WHAT TO WORK ON:
Filter the listing and keep only the lines with the word "drinks".
::::::::::
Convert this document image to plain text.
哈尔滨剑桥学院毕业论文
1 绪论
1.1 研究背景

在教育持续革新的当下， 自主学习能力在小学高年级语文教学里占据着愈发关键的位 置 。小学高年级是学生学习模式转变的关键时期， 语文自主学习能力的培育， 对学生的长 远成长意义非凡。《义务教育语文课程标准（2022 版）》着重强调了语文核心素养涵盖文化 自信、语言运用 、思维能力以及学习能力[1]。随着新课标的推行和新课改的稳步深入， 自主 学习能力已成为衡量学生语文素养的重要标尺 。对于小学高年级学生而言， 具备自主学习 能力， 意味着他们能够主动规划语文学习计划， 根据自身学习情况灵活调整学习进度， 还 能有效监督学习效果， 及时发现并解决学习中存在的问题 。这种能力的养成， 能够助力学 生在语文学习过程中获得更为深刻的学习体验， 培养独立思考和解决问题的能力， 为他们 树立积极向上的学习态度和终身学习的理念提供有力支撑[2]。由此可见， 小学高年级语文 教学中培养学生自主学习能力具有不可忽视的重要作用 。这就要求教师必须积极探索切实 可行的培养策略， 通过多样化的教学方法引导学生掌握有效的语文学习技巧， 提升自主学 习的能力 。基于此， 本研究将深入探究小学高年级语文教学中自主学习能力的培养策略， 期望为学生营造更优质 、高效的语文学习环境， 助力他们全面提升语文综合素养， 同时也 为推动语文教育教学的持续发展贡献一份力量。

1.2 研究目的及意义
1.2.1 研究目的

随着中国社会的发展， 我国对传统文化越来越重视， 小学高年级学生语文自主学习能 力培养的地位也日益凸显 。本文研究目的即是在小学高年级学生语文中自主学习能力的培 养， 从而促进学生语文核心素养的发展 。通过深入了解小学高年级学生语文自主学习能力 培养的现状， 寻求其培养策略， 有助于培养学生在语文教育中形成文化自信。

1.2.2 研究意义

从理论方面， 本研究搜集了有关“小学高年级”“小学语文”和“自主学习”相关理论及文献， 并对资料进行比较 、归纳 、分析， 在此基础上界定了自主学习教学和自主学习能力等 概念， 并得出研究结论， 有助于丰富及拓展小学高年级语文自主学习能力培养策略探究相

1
::::::::::
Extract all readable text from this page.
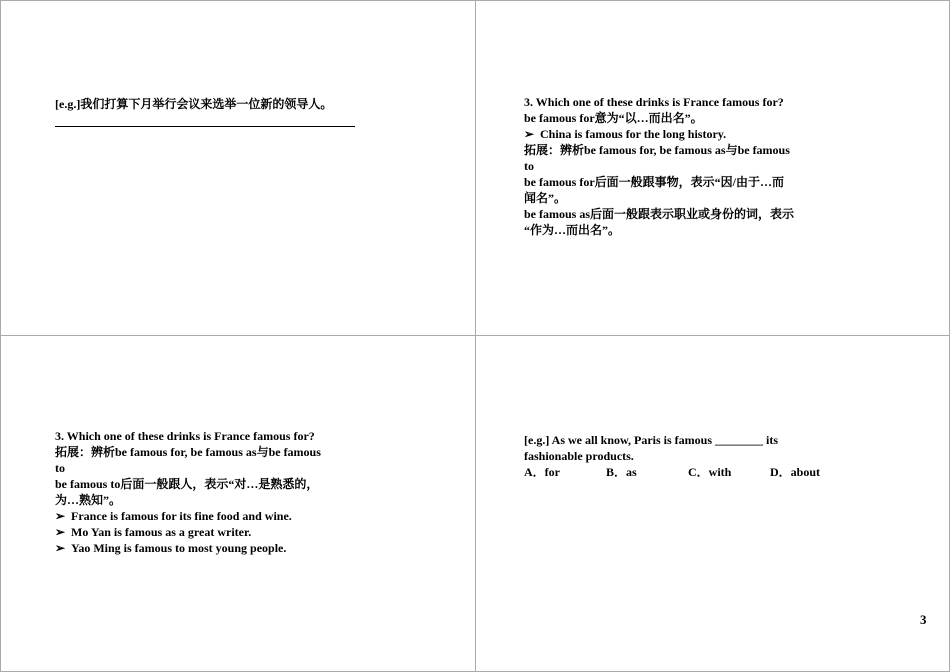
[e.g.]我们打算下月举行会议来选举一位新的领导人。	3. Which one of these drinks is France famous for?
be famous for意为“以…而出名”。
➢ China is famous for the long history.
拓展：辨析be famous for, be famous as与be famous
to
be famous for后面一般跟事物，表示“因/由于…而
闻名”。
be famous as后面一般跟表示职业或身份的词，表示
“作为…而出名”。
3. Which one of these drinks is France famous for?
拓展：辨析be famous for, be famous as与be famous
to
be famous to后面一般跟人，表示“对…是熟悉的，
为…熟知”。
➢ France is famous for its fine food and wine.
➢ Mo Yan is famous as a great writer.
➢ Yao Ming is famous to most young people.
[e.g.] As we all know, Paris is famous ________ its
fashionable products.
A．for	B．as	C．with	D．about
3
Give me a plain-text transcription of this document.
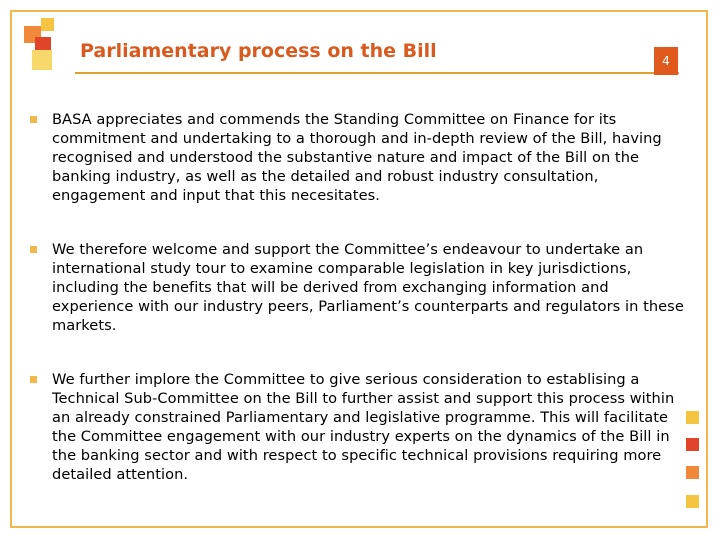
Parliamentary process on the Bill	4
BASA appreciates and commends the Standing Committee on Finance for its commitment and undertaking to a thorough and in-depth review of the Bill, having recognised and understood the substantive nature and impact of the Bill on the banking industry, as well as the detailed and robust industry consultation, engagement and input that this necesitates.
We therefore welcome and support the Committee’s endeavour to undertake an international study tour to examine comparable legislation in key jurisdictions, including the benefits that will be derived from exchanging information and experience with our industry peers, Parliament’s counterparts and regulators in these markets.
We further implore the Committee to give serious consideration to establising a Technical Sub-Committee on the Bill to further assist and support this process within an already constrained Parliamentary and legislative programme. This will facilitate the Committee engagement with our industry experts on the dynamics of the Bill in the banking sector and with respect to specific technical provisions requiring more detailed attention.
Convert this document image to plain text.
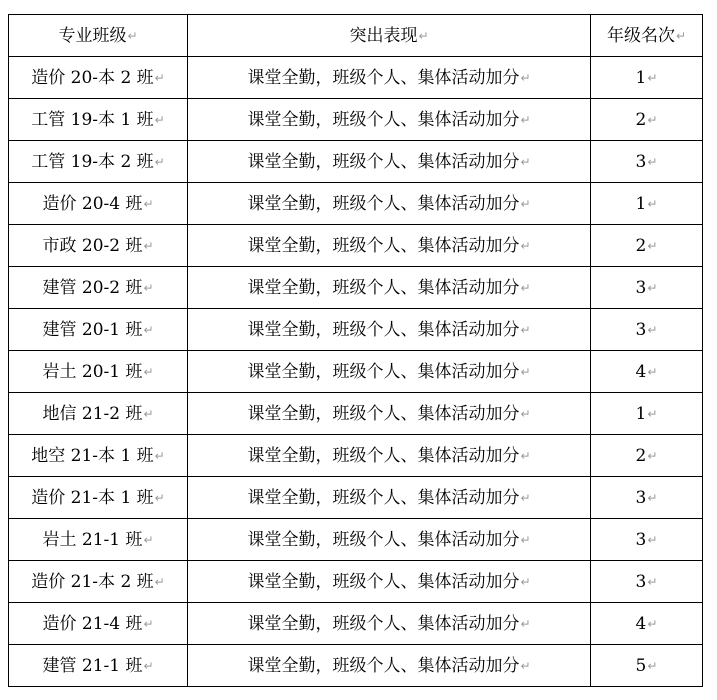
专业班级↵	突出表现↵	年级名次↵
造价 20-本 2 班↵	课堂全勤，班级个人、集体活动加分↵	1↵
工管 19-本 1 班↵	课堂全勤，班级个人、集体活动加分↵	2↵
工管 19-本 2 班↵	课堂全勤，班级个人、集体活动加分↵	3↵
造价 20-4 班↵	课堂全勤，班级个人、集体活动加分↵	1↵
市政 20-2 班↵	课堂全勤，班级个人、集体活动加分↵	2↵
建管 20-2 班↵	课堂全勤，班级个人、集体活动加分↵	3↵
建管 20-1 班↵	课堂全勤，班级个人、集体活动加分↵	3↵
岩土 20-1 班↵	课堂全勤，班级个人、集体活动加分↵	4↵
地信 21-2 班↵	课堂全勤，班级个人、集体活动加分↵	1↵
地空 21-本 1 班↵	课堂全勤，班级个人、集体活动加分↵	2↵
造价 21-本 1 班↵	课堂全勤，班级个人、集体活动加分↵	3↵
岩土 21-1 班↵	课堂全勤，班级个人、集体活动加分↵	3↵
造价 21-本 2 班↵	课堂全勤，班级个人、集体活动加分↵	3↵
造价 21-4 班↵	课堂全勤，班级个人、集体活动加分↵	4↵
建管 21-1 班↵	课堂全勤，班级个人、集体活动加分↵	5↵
::::::::::
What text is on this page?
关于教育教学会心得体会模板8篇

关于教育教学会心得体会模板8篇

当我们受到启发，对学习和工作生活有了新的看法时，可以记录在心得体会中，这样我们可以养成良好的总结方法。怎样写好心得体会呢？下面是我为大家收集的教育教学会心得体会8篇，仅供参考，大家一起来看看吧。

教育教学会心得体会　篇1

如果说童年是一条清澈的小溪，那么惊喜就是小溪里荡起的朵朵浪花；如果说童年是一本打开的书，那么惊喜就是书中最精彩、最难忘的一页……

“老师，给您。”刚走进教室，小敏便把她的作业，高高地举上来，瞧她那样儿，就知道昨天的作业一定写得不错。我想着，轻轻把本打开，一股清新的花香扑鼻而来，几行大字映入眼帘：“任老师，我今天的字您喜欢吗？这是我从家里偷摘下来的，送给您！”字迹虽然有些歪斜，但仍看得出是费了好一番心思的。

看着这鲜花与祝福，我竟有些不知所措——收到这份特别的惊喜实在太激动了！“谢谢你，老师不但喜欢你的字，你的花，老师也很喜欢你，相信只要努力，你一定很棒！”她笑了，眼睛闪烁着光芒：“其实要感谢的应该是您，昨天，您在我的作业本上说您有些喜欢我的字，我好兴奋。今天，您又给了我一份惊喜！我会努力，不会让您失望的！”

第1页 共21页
::::::::::
CORRECT RESPONSE:
[e.g.]我们打算下月举行会议来选举一位新的领导人。	3. Which one of these drinks is France famous for?
3. Which one of these drinks is France famous for?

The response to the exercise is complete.